• _BRIEF_
Set down the records once more, please, exactly and with the pictures left out.

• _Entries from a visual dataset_
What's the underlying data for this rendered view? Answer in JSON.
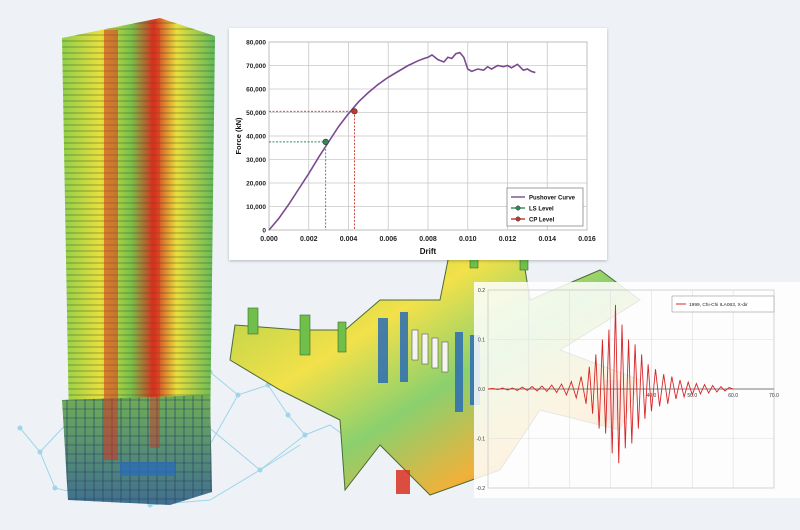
{
  "colors": {
    "background": "#eef2f6",
    "pushover_curve": "#7a4a8f",
    "ls_level": "#2e8b57",
    "cp_level": "#c0392b",
    "accel_trace": "#d62728",
    "model_red": "#d7301f",
    "model_yellow": "#f2e14a",
    "model_green": "#79c24a",
    "model_blue": "#2c6db5"
  },
  "illustrations": {
    "tower_model": "high-rise-building-stress-model",
    "floor_model": "core-wall-floor-plate-stress-model",
    "network": "network-node-lines-decoration"
  },
  "chart_data": [
    {
      "type": "line",
      "title": "",
      "xlabel": "Drift",
      "ylabel": "Force (kN)",
      "xlim": [
        0,
        0.016
      ],
      "ylim": [
        0,
        80000
      ],
      "x_ticks": [
        "0.000",
        "0.002",
        "0.004",
        "0.006",
        "0.008",
        "0.010",
        "0.012",
        "0.014",
        "0.016"
      ],
      "y_ticks": [
        "0",
        "10,000",
        "20,000",
        "30,000",
        "40,000",
        "50,000",
        "60,000",
        "70,000",
        "80,000"
      ],
      "grid": true,
      "legend_position": "bottom-right",
      "series": [
        {
          "name": "Pushover Curve",
          "x": [
            0,
            0.0005,
            0.001,
            0.0015,
            0.002,
            0.0025,
            0.003,
            0.0035,
            0.004,
            0.0045,
            0.005,
            0.0055,
            0.006,
            0.0065,
            0.007,
            0.0075,
            0.0078,
            0.008,
            0.0082,
            0.0085,
            0.0088,
            0.009,
            0.0092,
            0.0094,
            0.0096,
            0.0098,
            0.01,
            0.0102,
            0.0105,
            0.0108,
            0.011,
            0.0112,
            0.0115,
            0.0118,
            0.012,
            0.0122,
            0.0125,
            0.0128,
            0.013,
            0.0132,
            0.0134
          ],
          "y": [
            0,
            5000,
            11000,
            17500,
            24000,
            31000,
            37500,
            44000,
            49500,
            54500,
            58500,
            62000,
            65000,
            67500,
            70000,
            72000,
            73000,
            73500,
            74500,
            72500,
            71500,
            73500,
            73000,
            75000,
            75500,
            73500,
            68500,
            67500,
            68500,
            68000,
            69500,
            68500,
            70000,
            69500,
            70000,
            69000,
            70500,
            68000,
            68500,
            67500,
            67000
          ]
        },
        {
          "name": "LS Level",
          "x": [
            0.00285
          ],
          "y": [
            37500
          ]
        },
        {
          "name": "CP Level",
          "x": [
            0.0043
          ],
          "y": [
            50500
          ]
        }
      ]
    },
    {
      "type": "line",
      "title": "",
      "xlabel": "",
      "ylabel": "",
      "xlim": [
        0,
        70
      ],
      "ylim": [
        -0.2,
        0.2
      ],
      "x_ticks": [
        "40.0",
        "50.0",
        "60.0",
        "70.0"
      ],
      "y_ticks": [
        "0.2",
        "0.1",
        "0.0",
        "-0.1",
        "-0.2"
      ],
      "grid": true,
      "legend_position": "top-right",
      "series": [
        {
          "name": "1999, Chi-Chi ILA063, X-dir",
          "x": [
            0,
            1.2,
            2.4,
            3.6,
            4.8,
            6,
            7.2,
            8.4,
            9.6,
            10.8,
            12,
            13.2,
            14.4,
            15.6,
            16.8,
            18,
            19.2,
            20.4,
            21.6,
            22.8,
            24,
            24.8,
            25.6,
            26.4,
            27.2,
            28,
            28.8,
            29.6,
            30.4,
            31.2,
            32,
            32.8,
            33.6,
            34.4,
            35.2,
            36,
            36.8,
            37.6,
            38.4,
            39.2,
            40,
            41,
            42,
            43,
            44,
            45,
            46,
            47,
            48,
            49,
            50,
            51,
            52,
            53,
            54,
            55,
            56,
            57,
            58,
            59,
            60
          ],
          "y": [
            0,
            0.001,
            -0.001,
            0.002,
            -0.002,
            0.002,
            -0.003,
            0.004,
            -0.003,
            0.005,
            -0.004,
            0.006,
            -0.005,
            0.008,
            -0.007,
            0.01,
            -0.012,
            0.015,
            -0.018,
            0.025,
            -0.03,
            0.045,
            -0.05,
            0.07,
            -0.08,
            0.1,
            -0.09,
            0.12,
            -0.13,
            0.17,
            -0.15,
            0.13,
            -0.12,
            0.1,
            -0.11,
            0.09,
            -0.08,
            0.07,
            -0.06,
            0.05,
            -0.045,
            0.04,
            -0.035,
            0.03,
            -0.03,
            0.025,
            -0.02,
            0.018,
            -0.016,
            0.014,
            -0.012,
            0.011,
            -0.01,
            0.009,
            -0.008,
            0.007,
            -0.006,
            0.005,
            -0.004,
            0.003,
            0
          ]
        }
      ]
    }
  ]
}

• _FULL OUTPUT_
What's the underlying data for this rendered view? Answer in JSON.
{
  "colors": {
    "background": "#eef2f6",
    "pushover_curve": "#7a4a8f",
    "ls_level": "#2e8b57",
    "cp_level": "#c0392b",
    "accel_trace": "#d62728",
    "model_red": "#d7301f",
    "model_yellow": "#f2e14a",
    "model_green": "#79c24a",
    "model_blue": "#2c6db5"
  },
  "illustrations": {
    "tower_model": "high-rise-building-stress-model",
    "floor_model": "core-wall-floor-plate-stress-model",
    "network": "network-node-lines-decoration"
  },
  "chart_data": [
    {
      "type": "line",
      "title": "",
      "xlabel": "Drift",
      "ylabel": "Force (kN)",
      "xlim": [
        0,
        0.016
      ],
      "ylim": [
        0,
        80000
      ],
      "x_ticks": [
        "0.000",
        "0.002",
        "0.004",
        "0.006",
        "0.008",
        "0.010",
        "0.012",
        "0.014",
        "0.016"
      ],
      "y_ticks": [
        "0",
        "10,000",
        "20,000",
        "30,000",
        "40,000",
        "50,000",
        "60,000",
        "70,000",
        "80,000"
      ],
      "grid": true,
      "legend_position": "bottom-right",
      "series": [
        {
          "name": "Pushover Curve",
          "x": [
            0,
            0.0005,
            0.001,
            0.0015,
            0.002,
            0.0025,
            0.003,
            0.0035,
            0.004,
            0.0045,
            0.005,
            0.0055,
            0.006,
            0.0065,
            0.007,
            0.0075,
            0.0078,
            0.008,
            0.0082,
            0.0085,
            0.0088,
            0.009,
            0.0092,
            0.0094,
            0.0096,
            0.0098,
            0.01,
            0.0102,
            0.0105,
            0.0108,
            0.011,
            0.0112,
            0.0115,
            0.0118,
            0.012,
            0.0122,
            0.0125,
            0.0128,
            0.013,
            0.0132,
            0.0134
          ],
          "y": [
            0,
            5000,
            11000,
            17500,
            24000,
            31000,
            37500,
            44000,
            49500,
            54500,
            58500,
            62000,
            65000,
            67500,
            70000,
            72000,
            73000,
            73500,
            74500,
            72500,
            71500,
            73500,
            73000,
            75000,
            75500,
            73500,
            68500,
            67500,
            68500,
            68000,
            69500,
            68500,
            70000,
            69500,
            70000,
            69000,
            70500,
            68000,
            68500,
            67500,
            67000
          ]
        },
        {
          "name": "LS Level",
          "x": [
            0.00285
          ],
          "y": [
            37500
          ]
        },
        {
          "name": "CP Level",
          "x": [
            0.0043
          ],
          "y": [
            50500
          ]
        }
      ]
    },
    {
      "type": "line",
      "title": "",
      "xlabel": "",
      "ylabel": "",
      "xlim": [
        0,
        70
      ],
      "ylim": [
        -0.2,
        0.2
      ],
      "x_ticks": [
        "40.0",
        "50.0",
        "60.0",
        "70.0"
      ],
      "y_ticks": [
        "0.2",
        "0.1",
        "0.0",
        "-0.1",
        "-0.2"
      ],
      "grid": true,
      "legend_position": "top-right",
      "series": [
        {
          "name": "1999, Chi-Chi ILA063, X-dir",
          "x": [
            0,
            1.2,
            2.4,
            3.6,
            4.8,
            6,
            7.2,
            8.4,
            9.6,
            10.8,
            12,
            13.2,
            14.4,
            15.6,
            16.8,
            18,
            19.2,
            20.4,
            21.6,
            22.8,
            24,
            24.8,
            25.6,
            26.4,
            27.2,
            28,
            28.8,
            29.6,
            30.4,
            31.2,
            32,
            32.8,
            33.6,
            34.4,
            35.2,
            36,
            36.8,
            37.6,
            38.4,
            39.2,
            40,
            41,
            42,
            43,
            44,
            45,
            46,
            47,
            48,
            49,
            50,
            51,
            52,
            53,
            54,
            55,
            56,
            57,
            58,
            59,
            60
          ],
          "y": [
            0,
            0.001,
            -0.001,
            0.002,
            -0.002,
            0.002,
            -0.003,
            0.004,
            -0.003,
            0.005,
            -0.004,
            0.006,
            -0.005,
            0.008,
            -0.007,
            0.01,
            -0.012,
            0.015,
            -0.018,
            0.025,
            -0.03,
            0.045,
            -0.05,
            0.07,
            -0.08,
            0.1,
            -0.09,
            0.12,
            -0.13,
            0.17,
            -0.15,
            0.13,
            -0.12,
            0.1,
            -0.11,
            0.09,
            -0.08,
            0.07,
            -0.06,
            0.05,
            -0.045,
            0.04,
            -0.035,
            0.03,
            -0.03,
            0.025,
            -0.02,
            0.018,
            -0.016,
            0.014,
            -0.012,
            0.011,
            -0.01,
            0.009,
            -0.008,
            0.007,
            -0.006,
            0.005,
            -0.004,
            0.003,
            0
          ]
        }
      ]
    }
  ]
}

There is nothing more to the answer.